**Work instructions**
Leave out the images; return the rest of the data exactly.

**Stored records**
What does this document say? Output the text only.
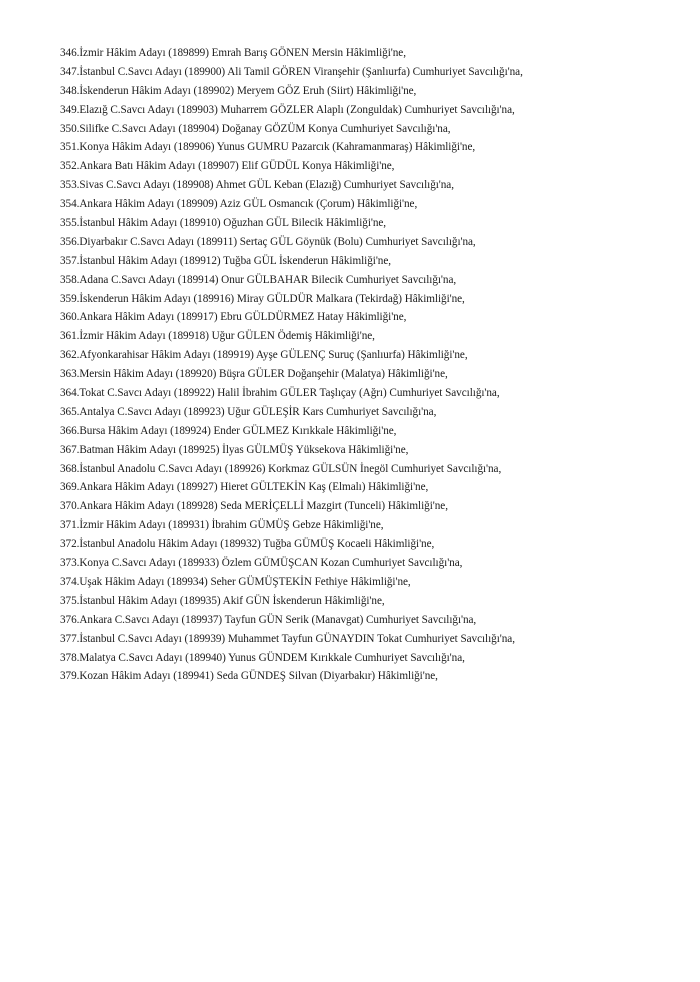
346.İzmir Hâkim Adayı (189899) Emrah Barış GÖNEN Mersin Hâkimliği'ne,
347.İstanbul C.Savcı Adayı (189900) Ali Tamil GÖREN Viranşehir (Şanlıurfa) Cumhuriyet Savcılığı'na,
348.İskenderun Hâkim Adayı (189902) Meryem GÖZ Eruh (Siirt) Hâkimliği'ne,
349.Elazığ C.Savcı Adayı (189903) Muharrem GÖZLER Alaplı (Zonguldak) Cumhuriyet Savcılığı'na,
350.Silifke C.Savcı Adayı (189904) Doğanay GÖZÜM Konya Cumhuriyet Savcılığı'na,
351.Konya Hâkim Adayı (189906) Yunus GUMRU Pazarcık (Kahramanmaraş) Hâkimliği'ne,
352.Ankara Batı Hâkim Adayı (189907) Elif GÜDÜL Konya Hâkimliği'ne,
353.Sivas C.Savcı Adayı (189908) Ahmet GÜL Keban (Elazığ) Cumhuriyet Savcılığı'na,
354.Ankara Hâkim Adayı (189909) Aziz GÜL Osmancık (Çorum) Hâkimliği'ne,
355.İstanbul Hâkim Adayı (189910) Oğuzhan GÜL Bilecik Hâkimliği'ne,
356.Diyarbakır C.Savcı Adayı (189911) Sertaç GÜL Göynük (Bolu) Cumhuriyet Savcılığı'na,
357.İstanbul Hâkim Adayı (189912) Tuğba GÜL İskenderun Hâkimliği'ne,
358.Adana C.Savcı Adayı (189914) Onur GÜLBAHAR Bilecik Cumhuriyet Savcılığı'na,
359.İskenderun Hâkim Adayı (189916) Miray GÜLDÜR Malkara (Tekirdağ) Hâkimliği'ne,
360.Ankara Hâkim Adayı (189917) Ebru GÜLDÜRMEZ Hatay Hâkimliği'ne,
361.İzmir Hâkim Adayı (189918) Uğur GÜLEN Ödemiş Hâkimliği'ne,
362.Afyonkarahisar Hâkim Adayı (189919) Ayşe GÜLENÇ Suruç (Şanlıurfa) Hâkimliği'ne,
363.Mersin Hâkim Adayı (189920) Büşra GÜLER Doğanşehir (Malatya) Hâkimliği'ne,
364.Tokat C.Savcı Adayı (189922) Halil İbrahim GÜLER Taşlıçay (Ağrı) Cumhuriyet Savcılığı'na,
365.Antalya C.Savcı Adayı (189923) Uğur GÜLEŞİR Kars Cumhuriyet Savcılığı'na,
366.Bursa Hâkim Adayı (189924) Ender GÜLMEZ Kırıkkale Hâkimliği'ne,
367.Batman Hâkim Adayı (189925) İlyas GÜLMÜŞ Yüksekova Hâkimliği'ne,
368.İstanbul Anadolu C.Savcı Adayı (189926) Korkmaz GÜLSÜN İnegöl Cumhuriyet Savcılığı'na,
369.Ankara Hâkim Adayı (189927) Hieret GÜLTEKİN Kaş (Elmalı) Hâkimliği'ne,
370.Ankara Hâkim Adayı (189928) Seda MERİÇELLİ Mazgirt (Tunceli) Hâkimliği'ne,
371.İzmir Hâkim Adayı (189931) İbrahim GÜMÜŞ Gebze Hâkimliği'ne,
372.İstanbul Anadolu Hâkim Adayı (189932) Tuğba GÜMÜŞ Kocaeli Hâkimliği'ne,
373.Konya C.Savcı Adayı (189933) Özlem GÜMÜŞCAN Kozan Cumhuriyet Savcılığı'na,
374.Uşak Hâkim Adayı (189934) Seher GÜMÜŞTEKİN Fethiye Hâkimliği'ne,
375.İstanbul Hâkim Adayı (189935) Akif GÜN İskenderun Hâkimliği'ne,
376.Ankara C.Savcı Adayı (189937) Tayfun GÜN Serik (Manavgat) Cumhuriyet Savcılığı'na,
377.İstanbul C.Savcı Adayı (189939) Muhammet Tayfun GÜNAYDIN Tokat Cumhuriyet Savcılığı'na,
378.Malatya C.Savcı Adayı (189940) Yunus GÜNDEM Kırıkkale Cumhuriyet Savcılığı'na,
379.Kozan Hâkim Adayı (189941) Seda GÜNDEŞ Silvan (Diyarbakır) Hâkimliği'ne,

**Final result**
What does this document say? Output the text only.
346.İzmir Hâkim Adayı (189899) Emrah Barış GÖNEN Mersin Hâkimliği'ne,
347.İstanbul C.Savcı Adayı (189900) Ali Tamil GÖREN Viranşehir (Şanlıurfa) Cumhuriyet Savcılığı'na,
348.İskenderun Hâkim Adayı (189902) Meryem GÖZ Eruh (Siirt) Hâkimliği'ne,
349.Elazığ C.Savcı Adayı (189903) Muharrem GÖZLER Alaplı (Zonguldak) Cumhuriyet Savcılığı'na,
350.Silifke C.Savcı Adayı (189904) Doğanay GÖZÜM Konya Cumhuriyet Savcılığı'na,
351.Konya Hâkim Adayı (189906) Yunus GUMRU Pazarcık (Kahramanmaraş) Hâkimliği'ne,
352.Ankara Batı Hâkim Adayı (189907) Elif GÜDÜL Konya Hâkimliği'ne,
353.Sivas C.Savcı Adayı (189908) Ahmet GÜL Keban (Elazığ) Cumhuriyet Savcılığı'na,
354.Ankara Hâkim Adayı (189909) Aziz GÜL Osmancık (Çorum) Hâkimliği'ne,
355.İstanbul Hâkim Adayı (189910) Oğuzhan GÜL Bilecik Hâkimliği'ne,
356.Diyarbakır C.Savcı Adayı (189911) Sertaç GÜL Göynük (Bolu) Cumhuriyet Savcılığı'na,
357.İstanbul Hâkim Adayı (189912) Tuğba GÜL İskenderun Hâkimliği'ne,
358.Adana C.Savcı Adayı (189914) Onur GÜLBAHAR Bilecik Cumhuriyet Savcılığı'na,
359.İskenderun Hâkim Adayı (189916) Miray GÜLDÜR Malkara (Tekirdağ) Hâkimliği'ne,
360.Ankara Hâkim Adayı (189917) Ebru GÜLDÜRMEZ Hatay Hâkimliği'ne,
361.İzmir Hâkim Adayı (189918) Uğur GÜLEN Ödemiş Hâkimliği'ne,
362.Afyonkarahisar Hâkim Adayı (189919) Ayşe GÜLENÇ Suruç (Şanlıurfa) Hâkimliği'ne,
363.Mersin Hâkim Adayı (189920) Büşra GÜLER Doğanşehir (Malatya) Hâkimliği'ne,
364.Tokat C.Savcı Adayı (189922) Halil İbrahim GÜLER Taşlıçay (Ağrı) Cumhuriyet Savcılığı'na,
365.Antalya C.Savcı Adayı (189923) Uğur GÜLEŞİR Kars Cumhuriyet Savcılığı'na,
366.Bursa Hâkim Adayı (189924) Ender GÜLMEZ Kırıkkale Hâkimliği'ne,
367.Batman Hâkim Adayı (189925) İlyas GÜLMÜŞ Yüksekova Hâkimliği'ne,
368.İstanbul Anadolu C.Savcı Adayı (189926) Korkmaz GÜLSÜN İnegöl Cumhuriyet Savcılığı'na,
369.Ankara Hâkim Adayı (189927) Hieret GÜLTEKİN Kaş (Elmalı) Hâkimliği'ne,
370.Ankara Hâkim Adayı (189928) Seda MERİÇELLİ Mazgirt (Tunceli) Hâkimliği'ne,
371.İzmir Hâkim Adayı (189931) İbrahim GÜMÜŞ Gebze Hâkimliği'ne,
372.İstanbul Anadolu Hâkim Adayı (189932) Tuğba GÜMÜŞ Kocaeli Hâkimliği'ne,
373.Konya C.Savcı Adayı (189933) Özlem GÜMÜŞCAN Kozan Cumhuriyet Savcılığı'na,
374.Uşak Hâkim Adayı (189934) Seher GÜMÜŞTEKİN Fethiye Hâkimliği'ne,
375.İstanbul Hâkim Adayı (189935) Akif GÜN İskenderun Hâkimliği'ne,
376.Ankara C.Savcı Adayı (189937) Tayfun GÜN Serik (Manavgat) Cumhuriyet Savcılığı'na,
377.İstanbul C.Savcı Adayı (189939) Muhammet Tayfun GÜNAYDIN Tokat Cumhuriyet Savcılığı'na,
378.Malatya C.Savcı Adayı (189940) Yunus GÜNDEM Kırıkkale Cumhuriyet Savcılığı'na,
379.Kozan Hâkim Adayı (189941) Seda GÜNDEŞ Silvan (Diyarbakır) Hâkimliği'ne,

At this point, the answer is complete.